*Task 1*
List every type of factor named in the forum thread.
*Task 2*
In the forum thread, what example of a larger time-frame is given for papers that tested momentum factors?
*Task 3*
Transcribe the forum thread from "I seem to remember" up to and including "annual reports, etc.".

*Excerpted passage*
Its difference from Didact is that this intelligent trading bot is focused on trade signal generation with higher frequency of evaluation. It is more suitable for cryptocurrencies but also works for traditional stocks with daily frequencies so it could be adapted for stock picking. What I find interesting in your work is the general design of such kind of ML systems relying on feature engineering.


Hi, fellow HN'ers! Author here, please let me know if you have any questions or thoughts!


I'm not at all interested in finance / stock picking but found this to be one of the best walkthroughs of an ML system end-to-end that I've ever read. I'm not in the field of ML but I'm interested in learning more and this was fantastic, thank you.


Thank you so much for your kind words! Your comment made my day! :)


This is great! Thanks for writing this!

I have wanted to do something like this for a while, purely for learning. The thing which puts me off is that there is a huge amount of knowledge needed in understanding the features vs the ML.

Could you recommend a base system / reference one could use to get started which explains or bakes in some of the feature / signals engineering work?

Also would this approach work with crypto?


> Also would this approach work with crypto?

Some of it works on crypto. TBH I've stayed away from the asset class, but only because I find it difficult to build mental models and think about features (in my mind, it's a mix of commodity factors and currency factors, but I'd have to test it out).

I seem to remember coming across papers that have tested momentum factors at larger time-frames (e.g. weeklies).

> Could you recommend a base system / reference one could use to get started which explains or bakes in some of the feature / signals engineering work?

The references I put in at the end of the post will really help with this! I might actually write out a separate blog post about starting out in this space from an ML perspective. Thanks for the idea!


EDGAR filings (structured text) is an area unto itself, I see you've limited yourself to quarterlies.

Across any market area (eg: mineral resources) there are thousands of documents released daily across multiple exchanges (via EDGAR, SEDAR, etc) ranging from two line advisories, to 4,000 page technical reports on projects | acquisitions, alongside the usual quarterly | yearly annual reports, etc.

Layout annotation records

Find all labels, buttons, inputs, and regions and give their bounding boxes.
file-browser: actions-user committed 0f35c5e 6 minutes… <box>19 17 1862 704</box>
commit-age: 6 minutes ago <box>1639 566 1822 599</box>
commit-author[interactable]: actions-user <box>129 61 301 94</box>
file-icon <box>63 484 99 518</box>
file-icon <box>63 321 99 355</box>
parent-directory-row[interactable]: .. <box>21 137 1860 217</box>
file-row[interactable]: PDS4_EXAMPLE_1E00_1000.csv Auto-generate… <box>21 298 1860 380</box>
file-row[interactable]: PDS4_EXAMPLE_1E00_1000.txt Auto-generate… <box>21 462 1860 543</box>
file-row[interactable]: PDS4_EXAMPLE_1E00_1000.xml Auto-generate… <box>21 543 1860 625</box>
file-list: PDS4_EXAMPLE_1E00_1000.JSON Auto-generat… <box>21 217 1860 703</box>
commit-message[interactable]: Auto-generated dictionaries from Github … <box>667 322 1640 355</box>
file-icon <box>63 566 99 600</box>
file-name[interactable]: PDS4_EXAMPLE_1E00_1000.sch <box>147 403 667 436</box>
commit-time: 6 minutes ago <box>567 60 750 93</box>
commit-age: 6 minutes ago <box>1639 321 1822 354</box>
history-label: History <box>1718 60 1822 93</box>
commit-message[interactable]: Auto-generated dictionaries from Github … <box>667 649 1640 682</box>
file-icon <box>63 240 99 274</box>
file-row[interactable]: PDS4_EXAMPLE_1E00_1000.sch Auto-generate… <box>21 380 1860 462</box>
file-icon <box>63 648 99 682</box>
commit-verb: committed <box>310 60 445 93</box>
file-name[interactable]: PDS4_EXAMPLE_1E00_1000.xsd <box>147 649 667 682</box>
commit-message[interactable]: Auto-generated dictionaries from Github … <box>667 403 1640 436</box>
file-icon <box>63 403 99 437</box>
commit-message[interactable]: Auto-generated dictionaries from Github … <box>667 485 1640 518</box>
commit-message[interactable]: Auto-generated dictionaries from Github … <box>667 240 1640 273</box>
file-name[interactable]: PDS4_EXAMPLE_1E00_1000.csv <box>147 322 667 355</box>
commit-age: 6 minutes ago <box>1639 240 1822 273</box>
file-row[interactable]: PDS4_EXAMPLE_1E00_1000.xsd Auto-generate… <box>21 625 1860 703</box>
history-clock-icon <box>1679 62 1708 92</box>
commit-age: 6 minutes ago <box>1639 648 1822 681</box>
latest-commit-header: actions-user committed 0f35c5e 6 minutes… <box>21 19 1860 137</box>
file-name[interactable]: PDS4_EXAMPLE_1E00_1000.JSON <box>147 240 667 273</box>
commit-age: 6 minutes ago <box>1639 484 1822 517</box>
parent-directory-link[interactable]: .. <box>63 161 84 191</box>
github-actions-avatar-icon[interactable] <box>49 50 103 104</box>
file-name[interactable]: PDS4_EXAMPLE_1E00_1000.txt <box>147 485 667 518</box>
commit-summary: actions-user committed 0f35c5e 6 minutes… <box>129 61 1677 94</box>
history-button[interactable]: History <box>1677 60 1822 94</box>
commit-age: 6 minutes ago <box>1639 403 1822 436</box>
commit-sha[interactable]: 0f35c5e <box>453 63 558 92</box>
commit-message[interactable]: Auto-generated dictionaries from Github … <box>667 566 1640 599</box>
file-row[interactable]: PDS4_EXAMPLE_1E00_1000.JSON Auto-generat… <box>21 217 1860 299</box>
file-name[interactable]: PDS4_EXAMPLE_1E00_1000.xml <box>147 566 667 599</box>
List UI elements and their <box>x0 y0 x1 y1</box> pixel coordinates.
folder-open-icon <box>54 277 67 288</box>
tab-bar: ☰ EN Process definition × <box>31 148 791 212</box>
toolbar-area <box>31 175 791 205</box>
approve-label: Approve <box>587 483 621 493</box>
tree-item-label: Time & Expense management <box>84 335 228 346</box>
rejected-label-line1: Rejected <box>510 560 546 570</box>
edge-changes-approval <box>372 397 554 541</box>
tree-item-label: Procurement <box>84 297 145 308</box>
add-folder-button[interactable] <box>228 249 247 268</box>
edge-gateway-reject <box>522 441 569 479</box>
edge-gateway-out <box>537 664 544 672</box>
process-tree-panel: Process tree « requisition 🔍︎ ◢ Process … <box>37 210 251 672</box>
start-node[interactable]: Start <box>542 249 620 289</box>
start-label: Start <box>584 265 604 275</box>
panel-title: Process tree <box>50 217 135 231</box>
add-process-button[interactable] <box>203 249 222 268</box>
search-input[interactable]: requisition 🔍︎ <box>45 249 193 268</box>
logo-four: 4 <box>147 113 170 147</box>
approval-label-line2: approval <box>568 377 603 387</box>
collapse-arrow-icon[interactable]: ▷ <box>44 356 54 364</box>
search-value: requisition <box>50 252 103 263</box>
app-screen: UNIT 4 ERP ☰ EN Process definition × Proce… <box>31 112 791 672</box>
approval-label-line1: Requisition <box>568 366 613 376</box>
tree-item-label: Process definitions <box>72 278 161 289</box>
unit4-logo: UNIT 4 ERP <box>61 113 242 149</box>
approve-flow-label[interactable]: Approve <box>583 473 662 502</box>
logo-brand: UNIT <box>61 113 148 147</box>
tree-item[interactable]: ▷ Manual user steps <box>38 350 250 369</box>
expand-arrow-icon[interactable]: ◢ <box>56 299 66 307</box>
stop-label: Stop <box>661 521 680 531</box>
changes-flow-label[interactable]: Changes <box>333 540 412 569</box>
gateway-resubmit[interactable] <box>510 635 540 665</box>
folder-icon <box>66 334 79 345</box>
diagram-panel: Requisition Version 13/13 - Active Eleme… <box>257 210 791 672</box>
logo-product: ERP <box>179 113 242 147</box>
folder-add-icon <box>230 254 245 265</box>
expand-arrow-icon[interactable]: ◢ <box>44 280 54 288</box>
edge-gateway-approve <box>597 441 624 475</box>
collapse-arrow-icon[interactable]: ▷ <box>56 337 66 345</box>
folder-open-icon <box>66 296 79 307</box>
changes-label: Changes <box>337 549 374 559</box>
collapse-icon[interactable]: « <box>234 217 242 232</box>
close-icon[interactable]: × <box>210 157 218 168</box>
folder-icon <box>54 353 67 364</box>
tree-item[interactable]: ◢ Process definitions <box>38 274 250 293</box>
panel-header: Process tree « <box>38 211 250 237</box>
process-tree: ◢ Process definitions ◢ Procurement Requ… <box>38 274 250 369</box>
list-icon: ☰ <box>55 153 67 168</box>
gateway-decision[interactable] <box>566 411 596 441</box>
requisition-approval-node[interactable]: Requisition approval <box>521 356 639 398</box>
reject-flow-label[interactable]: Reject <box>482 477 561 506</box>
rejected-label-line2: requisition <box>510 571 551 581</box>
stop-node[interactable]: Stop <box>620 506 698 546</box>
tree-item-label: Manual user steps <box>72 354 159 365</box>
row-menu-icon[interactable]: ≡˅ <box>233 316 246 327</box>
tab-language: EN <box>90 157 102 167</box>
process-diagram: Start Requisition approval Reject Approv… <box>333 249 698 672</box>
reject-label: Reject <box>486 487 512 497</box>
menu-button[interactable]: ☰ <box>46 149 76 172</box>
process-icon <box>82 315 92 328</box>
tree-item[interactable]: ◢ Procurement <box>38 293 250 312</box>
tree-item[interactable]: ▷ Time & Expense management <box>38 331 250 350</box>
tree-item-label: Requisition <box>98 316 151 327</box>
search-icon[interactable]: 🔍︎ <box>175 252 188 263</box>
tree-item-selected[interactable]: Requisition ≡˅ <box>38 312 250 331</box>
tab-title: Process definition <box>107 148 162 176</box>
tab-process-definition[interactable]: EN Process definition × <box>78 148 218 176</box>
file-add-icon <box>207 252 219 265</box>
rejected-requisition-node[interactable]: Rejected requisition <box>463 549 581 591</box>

*Task answer 1*
Commodity factors, currency factors, momentum factors

*Task answer 2*
Weeklies.

*Task answer 3*
I seem to remember coming across papers that have tested momentum factors at larger time-frames (e.g. weeklies).

> Could you recommend a base system / reference one could use to get started which explains or bakes in some of the feature / signals engineering work?

The references I put in at the end of the post will really help with this! I might actually write out a separate blog post about starting out in this space from an ML perspective. Thanks for the idea!


EDGAR filings (structured text) is an area unto itself, I see you've limited yourself to quarterlies.

Across any market area (eg: mineral resources) there are thousands of documents released daily across multiple exchanges (via EDGAR, SEDAR, etc) ranging from two line advisories, to 4,000 page technical reports on projects | acquisitions, alongside the usual quarterly | yearly annual reports, etc.